:: Material for this exercise ::

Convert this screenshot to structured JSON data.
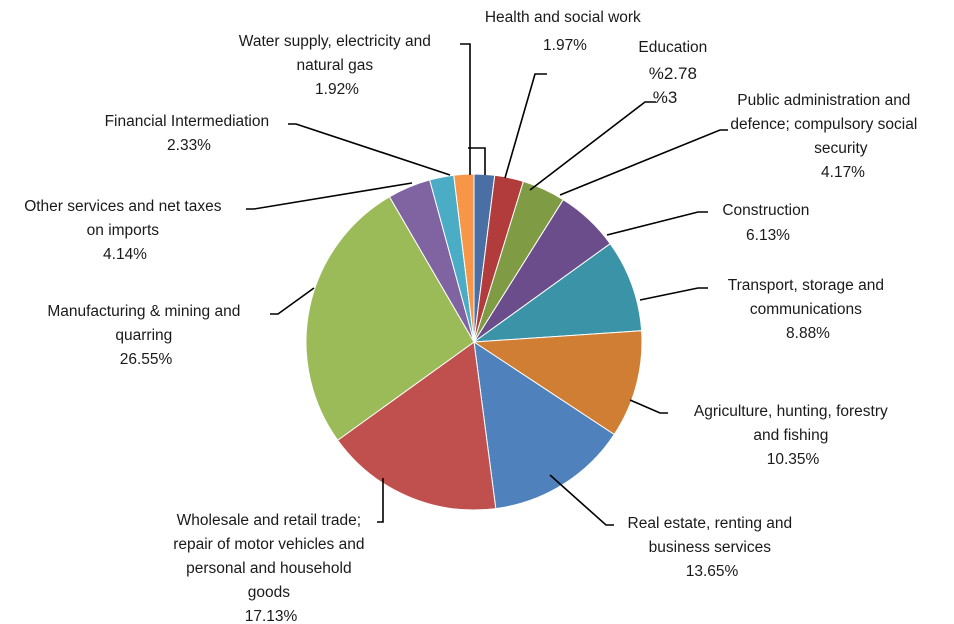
{
  "chart_data": {
    "type": "pie",
    "slices": [
      {
        "label": "Health and social work",
        "value": 1.97,
        "value_label": "1.97%",
        "color": "#4A6FA5"
      },
      {
        "label": "Education",
        "value": 2.78,
        "value_label": "%2.78",
        "value_label_2": "%3",
        "color": "#B23B3B"
      },
      {
        "label": "Public administration and defence; compulsory social security",
        "value": 4.17,
        "value_label": "4.17%",
        "color": "#7F9C45"
      },
      {
        "label": "Construction",
        "value": 6.13,
        "value_label": "6.13%",
        "color": "#6B4D8C"
      },
      {
        "label": "Transport, storage and communications",
        "value": 8.88,
        "value_label": "8.88%",
        "color": "#3A93A6"
      },
      {
        "label": "Agriculture, hunting, forestry and fishing",
        "value": 10.35,
        "value_label": "10.35%",
        "color": "#D07E34"
      },
      {
        "label": "Real estate, renting and business services",
        "value": 13.65,
        "value_label": "13.65%",
        "color": "#4F81BD"
      },
      {
        "label": "Wholesale and retail trade; repair of motor vehicles and personal and household goods",
        "value": 17.13,
        "value_label": "17.13%",
        "color": "#C0504D"
      },
      {
        "label": "Manufacturing & mining and quarring",
        "value": 26.55,
        "value_label": "26.55%",
        "color": "#9BBB59"
      },
      {
        "label": "Other services and net taxes on imports",
        "value": 4.14,
        "value_label": "4.14%",
        "color": "#8064A2"
      },
      {
        "label": "Financial Intermediation",
        "value": 2.33,
        "value_label": "2.33%",
        "color": "#4BACC6"
      },
      {
        "label": "Water supply, electricity and natural gas",
        "value": 1.92,
        "value_label": "1.92%",
        "color": "#F79646"
      }
    ],
    "legend": "none"
  },
  "labels": {
    "health": {
      "line1": "Health and social work",
      "value": "1.97%"
    },
    "education": {
      "line1": "Education",
      "value": "%2.78",
      "value2": "%3"
    },
    "public_admin": {
      "line1": "Public administration and",
      "line2": "defence; compulsory social",
      "line3": "security",
      "value": "4.17%"
    },
    "construction": {
      "line1": "Construction",
      "value": "6.13%"
    },
    "transport": {
      "line1": "Transport, storage and",
      "line2": "communications",
      "value": "8.88%"
    },
    "agriculture": {
      "line1": "Agriculture, hunting, forestry",
      "line2": "and fishing",
      "value": "10.35%"
    },
    "real_estate": {
      "line1": "Real estate, renting and",
      "line2": "business services",
      "value": "13.65%"
    },
    "wholesale": {
      "line1": "Wholesale and retail trade;",
      "line2": "repair of motor vehicles and",
      "line3": "personal and household",
      "line4": "goods",
      "value": "17.13%"
    },
    "manufacturing": {
      "line1": "Manufacturing & mining and",
      "line2": "quarring",
      "value": "26.55%"
    },
    "other_services": {
      "line1": "Other services and net taxes",
      "line2": "on imports",
      "value": "4.14%"
    },
    "financial": {
      "line1": "Financial Intermediation",
      "value": "2.33%"
    },
    "water": {
      "line1": "Water supply, electricity and",
      "line2": "natural gas",
      "value": "1.92%"
    }
  }
}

:::

_Direction_:
The data above needs to be retyped exactly, with the images left out.

_Correct answer_:
Convert this screenshot to structured JSON data.
{
  "chart_data": {
    "type": "pie",
    "slices": [
      {
        "label": "Health and social work",
        "value": 1.97,
        "value_label": "1.97%",
        "color": "#4A6FA5"
      },
      {
        "label": "Education",
        "value": 2.78,
        "value_label": "%2.78",
        "value_label_2": "%3",
        "color": "#B23B3B"
      },
      {
        "label": "Public administration and defence; compulsory social security",
        "value": 4.17,
        "value_label": "4.17%",
        "color": "#7F9C45"
      },
      {
        "label": "Construction",
        "value": 6.13,
        "value_label": "6.13%",
        "color": "#6B4D8C"
      },
      {
        "label": "Transport, storage and communications",
        "value": 8.88,
        "value_label": "8.88%",
        "color": "#3A93A6"
      },
      {
        "label": "Agriculture, hunting, forestry and fishing",
        "value": 10.35,
        "value_label": "10.35%",
        "color": "#D07E34"
      },
      {
        "label": "Real estate, renting and business services",
        "value": 13.65,
        "value_label": "13.65%",
        "color": "#4F81BD"
      },
      {
        "label": "Wholesale and retail trade; repair of motor vehicles and personal and household goods",
        "value": 17.13,
        "value_label": "17.13%",
        "color": "#C0504D"
      },
      {
        "label": "Manufacturing & mining and quarring",
        "value": 26.55,
        "value_label": "26.55%",
        "color": "#9BBB59"
      },
      {
        "label": "Other services and net taxes on imports",
        "value": 4.14,
        "value_label": "4.14%",
        "color": "#8064A2"
      },
      {
        "label": "Financial Intermediation",
        "value": 2.33,
        "value_label": "2.33%",
        "color": "#4BACC6"
      },
      {
        "label": "Water supply, electricity and natural gas",
        "value": 1.92,
        "value_label": "1.92%",
        "color": "#F79646"
      }
    ],
    "legend": "none"
  },
  "labels": {
    "health": {
      "line1": "Health and social work",
      "value": "1.97%"
    },
    "education": {
      "line1": "Education",
      "value": "%2.78",
      "value2": "%3"
    },
    "public_admin": {
      "line1": "Public administration and",
      "line2": "defence; compulsory social",
      "line3": "security",
      "value": "4.17%"
    },
    "construction": {
      "line1": "Construction",
      "value": "6.13%"
    },
    "transport": {
      "line1": "Transport, storage and",
      "line2": "communications",
      "value": "8.88%"
    },
    "agriculture": {
      "line1": "Agriculture, hunting, forestry",
      "line2": "and fishing",
      "value": "10.35%"
    },
    "real_estate": {
      "line1": "Real estate, renting and",
      "line2": "business services",
      "value": "13.65%"
    },
    "wholesale": {
      "line1": "Wholesale and retail trade;",
      "line2": "repair of motor vehicles and",
      "line3": "personal and household",
      "line4": "goods",
      "value": "17.13%"
    },
    "manufacturing": {
      "line1": "Manufacturing & mining and",
      "line2": "quarring",
      "value": "26.55%"
    },
    "other_services": {
      "line1": "Other services and net taxes",
      "line2": "on imports",
      "value": "4.14%"
    },
    "financial": {
      "line1": "Financial Intermediation",
      "value": "2.33%"
    },
    "water": {
      "line1": "Water supply, electricity and",
      "line2": "natural gas",
      "value": "1.92%"
    }
  }
}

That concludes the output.